• _DIRECTIONS FOR THIS TASK_
Work out how many lines contain "will". Reply with the count alone.

• _DATA LINES_
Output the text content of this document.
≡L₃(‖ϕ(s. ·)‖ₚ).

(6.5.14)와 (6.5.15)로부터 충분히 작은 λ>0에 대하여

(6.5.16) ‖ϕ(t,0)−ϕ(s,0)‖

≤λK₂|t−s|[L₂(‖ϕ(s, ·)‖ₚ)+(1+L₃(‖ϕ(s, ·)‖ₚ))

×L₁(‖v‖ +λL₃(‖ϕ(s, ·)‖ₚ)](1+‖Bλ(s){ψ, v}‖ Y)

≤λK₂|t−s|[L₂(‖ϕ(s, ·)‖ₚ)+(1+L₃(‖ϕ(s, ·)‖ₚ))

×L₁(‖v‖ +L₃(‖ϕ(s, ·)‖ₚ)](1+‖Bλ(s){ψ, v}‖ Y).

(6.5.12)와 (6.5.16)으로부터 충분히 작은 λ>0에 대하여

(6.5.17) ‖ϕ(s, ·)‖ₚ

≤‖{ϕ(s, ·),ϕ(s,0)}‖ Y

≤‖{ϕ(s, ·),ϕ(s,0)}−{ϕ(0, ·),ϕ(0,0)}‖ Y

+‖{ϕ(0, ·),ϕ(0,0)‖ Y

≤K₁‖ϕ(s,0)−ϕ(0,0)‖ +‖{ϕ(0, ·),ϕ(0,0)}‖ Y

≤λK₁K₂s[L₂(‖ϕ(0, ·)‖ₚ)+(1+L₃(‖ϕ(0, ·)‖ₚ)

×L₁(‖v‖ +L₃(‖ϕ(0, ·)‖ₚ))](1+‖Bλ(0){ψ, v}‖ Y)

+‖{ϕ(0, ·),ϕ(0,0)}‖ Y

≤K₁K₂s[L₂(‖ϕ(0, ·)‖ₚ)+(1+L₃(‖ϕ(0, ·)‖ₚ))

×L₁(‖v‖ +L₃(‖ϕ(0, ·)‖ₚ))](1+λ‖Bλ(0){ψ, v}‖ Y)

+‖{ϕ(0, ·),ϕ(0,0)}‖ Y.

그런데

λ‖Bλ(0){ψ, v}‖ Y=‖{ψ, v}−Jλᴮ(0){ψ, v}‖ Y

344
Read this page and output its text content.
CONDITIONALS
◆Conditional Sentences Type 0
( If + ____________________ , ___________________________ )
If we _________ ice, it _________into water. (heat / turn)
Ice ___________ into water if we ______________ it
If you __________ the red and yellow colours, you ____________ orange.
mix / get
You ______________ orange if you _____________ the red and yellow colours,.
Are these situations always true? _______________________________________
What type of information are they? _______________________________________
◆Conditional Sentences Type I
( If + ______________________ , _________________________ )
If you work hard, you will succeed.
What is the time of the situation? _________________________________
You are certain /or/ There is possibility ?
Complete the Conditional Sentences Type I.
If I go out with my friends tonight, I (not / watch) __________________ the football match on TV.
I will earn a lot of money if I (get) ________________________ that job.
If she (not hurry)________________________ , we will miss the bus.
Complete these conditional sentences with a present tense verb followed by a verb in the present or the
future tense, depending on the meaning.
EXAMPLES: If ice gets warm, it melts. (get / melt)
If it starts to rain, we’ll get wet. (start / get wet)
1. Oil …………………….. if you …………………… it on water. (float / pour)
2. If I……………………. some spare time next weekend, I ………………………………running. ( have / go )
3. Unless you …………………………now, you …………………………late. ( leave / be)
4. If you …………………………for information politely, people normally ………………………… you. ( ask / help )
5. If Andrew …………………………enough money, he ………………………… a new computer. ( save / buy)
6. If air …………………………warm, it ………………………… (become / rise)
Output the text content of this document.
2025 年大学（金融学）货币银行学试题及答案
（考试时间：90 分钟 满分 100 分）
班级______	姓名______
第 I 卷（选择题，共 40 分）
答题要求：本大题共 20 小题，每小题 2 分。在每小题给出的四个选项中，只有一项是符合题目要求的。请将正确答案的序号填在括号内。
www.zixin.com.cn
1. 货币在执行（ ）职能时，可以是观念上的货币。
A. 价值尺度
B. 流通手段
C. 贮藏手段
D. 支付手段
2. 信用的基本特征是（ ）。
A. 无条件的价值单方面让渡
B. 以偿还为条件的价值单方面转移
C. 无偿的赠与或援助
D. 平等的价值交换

• _EXERCISE ANSWER_
3